GOAL: Locate the lines that hold the string "marker". Copy every such line.

begin

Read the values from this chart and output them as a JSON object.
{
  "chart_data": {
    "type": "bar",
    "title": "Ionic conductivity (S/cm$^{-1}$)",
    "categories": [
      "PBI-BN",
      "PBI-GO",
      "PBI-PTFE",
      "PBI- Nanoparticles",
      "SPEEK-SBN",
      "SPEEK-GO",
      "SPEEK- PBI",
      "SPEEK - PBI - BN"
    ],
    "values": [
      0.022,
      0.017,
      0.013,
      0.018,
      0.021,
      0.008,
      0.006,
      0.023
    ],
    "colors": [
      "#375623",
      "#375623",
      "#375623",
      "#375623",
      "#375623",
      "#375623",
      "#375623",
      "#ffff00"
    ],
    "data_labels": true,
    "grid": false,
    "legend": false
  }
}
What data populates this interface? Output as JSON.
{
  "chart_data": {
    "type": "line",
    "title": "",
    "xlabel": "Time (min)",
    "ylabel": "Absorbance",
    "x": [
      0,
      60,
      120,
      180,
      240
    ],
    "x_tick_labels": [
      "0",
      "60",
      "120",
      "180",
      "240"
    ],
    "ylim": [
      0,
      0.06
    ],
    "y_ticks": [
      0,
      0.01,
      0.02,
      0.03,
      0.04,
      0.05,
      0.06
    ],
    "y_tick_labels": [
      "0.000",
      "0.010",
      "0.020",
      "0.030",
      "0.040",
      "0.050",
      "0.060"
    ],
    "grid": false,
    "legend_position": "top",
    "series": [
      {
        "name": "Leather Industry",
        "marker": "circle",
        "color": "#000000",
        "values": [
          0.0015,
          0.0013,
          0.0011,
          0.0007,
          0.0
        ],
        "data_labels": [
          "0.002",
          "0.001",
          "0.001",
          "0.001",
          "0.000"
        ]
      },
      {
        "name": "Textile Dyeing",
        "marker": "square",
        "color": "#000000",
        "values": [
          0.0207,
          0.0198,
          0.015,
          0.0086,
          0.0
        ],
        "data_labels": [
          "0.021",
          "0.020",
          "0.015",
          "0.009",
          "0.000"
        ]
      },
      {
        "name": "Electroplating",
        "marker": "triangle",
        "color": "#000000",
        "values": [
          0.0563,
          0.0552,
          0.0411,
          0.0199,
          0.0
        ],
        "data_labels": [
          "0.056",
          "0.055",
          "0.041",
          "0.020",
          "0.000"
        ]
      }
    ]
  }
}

end

ANSWER TO THE TASK:
        "marker": "circle",
        "marker": "square",
        "marker": "triangle",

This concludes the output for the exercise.